◆ WHAT THIS TASK INVOLVES ◆
Please copy everything from "Editor’s Note: This" down to "much as I did." in the Kearny article below, swapping "freelance" for "independent".

=== DOCUMENT TEXT ===

Kearny vs. McClellan: Frustration on the Peninsula

Editor’s Note: This is one of a series of guest posts by Greg Quinion.  In addition to being an avid history reader and world traveler, Greg works as a freelance travel and history writer and Information Analyst in Washington DC.  He holds a Bachelor’s degree in History from the University of Mary Washington in Fredericksburg, VA.  Many of his free hours are spent wandering Revolutionary, Civil War, and WW2 battlefields.  I hope you enjoy reading Greg’s articles as much as I did.

Kearny vs. McClellan:  Frustration on the Peninsula

On June 22nd, 1862 Brigadier General Philip Kearny sat near his headquarters at Seven Pines on the outskirts of Richmond, Virginia, writing a letter to his wife Agnes.  He concluded with words which over the next week would prove stunningly prophetic:  “…McClellan has proven by fortifications that he is feeble. It is true they [the Rebels] will fail if they attack us; but if they do not do that, they will leave enough troops in our front, and crossing the Chickahominy, cut us off from our lines of communication and sustenance.”

=== DATASET EXTRACT ===

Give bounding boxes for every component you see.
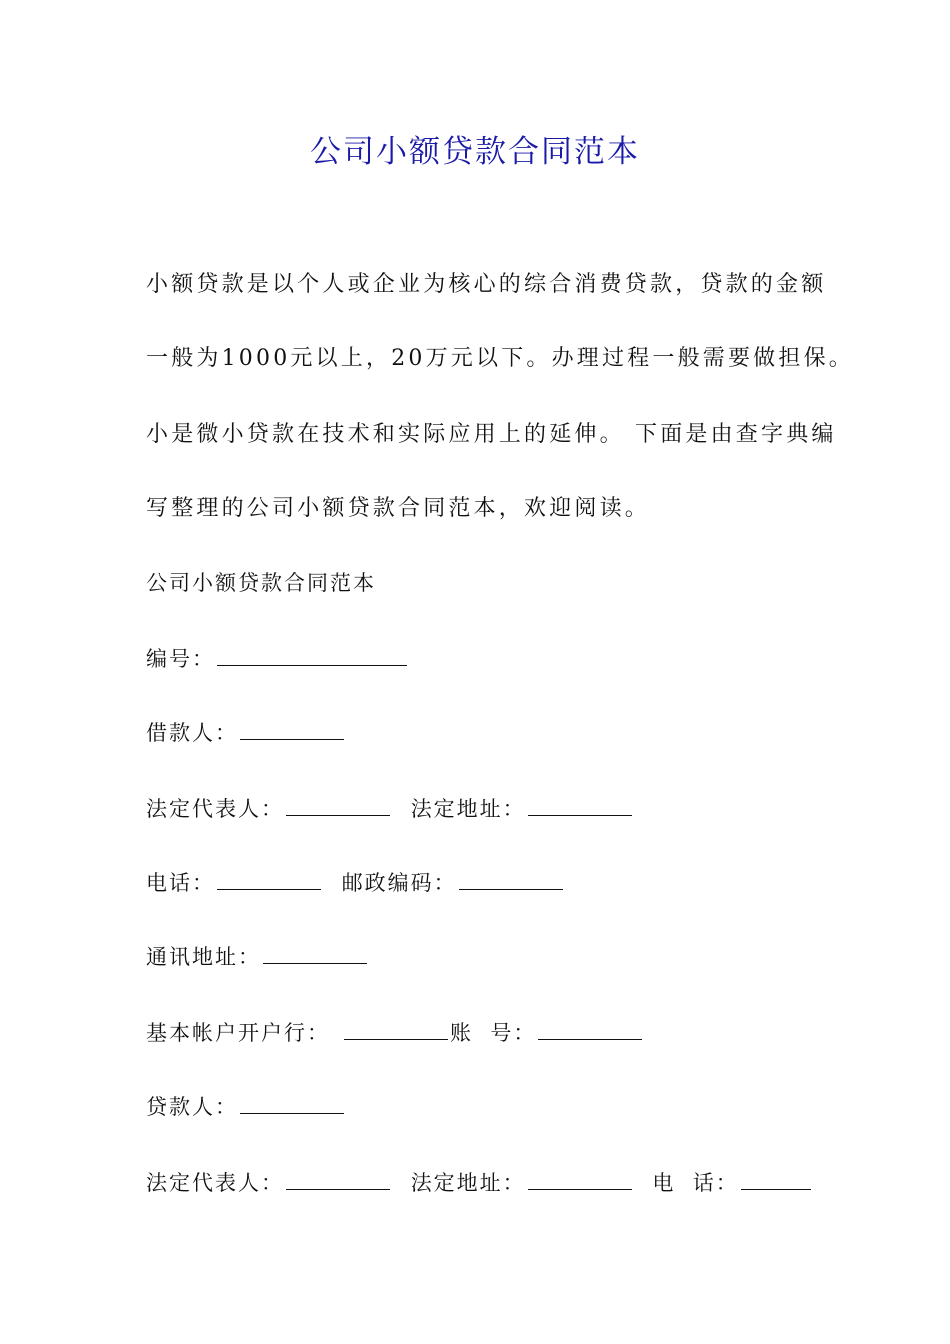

===

◆ ANSWER TO THE TASK ◆
Editor’s Note: This is one of a series of guest posts by Greg Quinion.  In addition to being an avid history reader and world traveler, Greg works as a independent travel and history writer and Information Analyst in Washington DC.  He holds a Bachelor’s degree in History from the University of Mary Washington in Fredericksburg, VA.  Many of his free hours are spent wandering Revolutionary, Civil War, and WW2 battlefields.  I hope you enjoy reading Greg’s articles as much as I did.